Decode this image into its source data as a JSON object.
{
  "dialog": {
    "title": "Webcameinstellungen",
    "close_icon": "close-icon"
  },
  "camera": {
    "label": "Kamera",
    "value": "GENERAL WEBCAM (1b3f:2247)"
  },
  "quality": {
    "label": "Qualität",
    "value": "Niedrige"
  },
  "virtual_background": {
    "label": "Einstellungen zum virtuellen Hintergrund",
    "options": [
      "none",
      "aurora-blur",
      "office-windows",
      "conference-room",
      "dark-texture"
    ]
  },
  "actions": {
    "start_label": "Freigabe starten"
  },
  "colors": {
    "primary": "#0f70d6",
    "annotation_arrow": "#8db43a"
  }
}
....................
Reproduce the entries above in full by retyping them exactly.

## Exercise answer
Decode this image into its source data as a JSON object.
{
  "dialog": {
    "title": "Webcameinstellungen",
    "close_icon": "close-icon"
  },
  "camera": {
    "label": "Kamera",
    "value": "GENERAL WEBCAM (1b3f:2247)"
  },
  "quality": {
    "label": "Qualität",
    "value": "Niedrige"
  },
  "virtual_background": {
    "label": "Einstellungen zum virtuellen Hintergrund",
    "options": [
      "none",
      "aurora-blur",
      "office-windows",
      "conference-room",
      "dark-texture"
    ]
  },
  "actions": {
    "start_label": "Freigabe starten"
  },
  "colors": {
    "primary": "#0f70d6",
    "annotation_arrow": "#8db43a"
  }
}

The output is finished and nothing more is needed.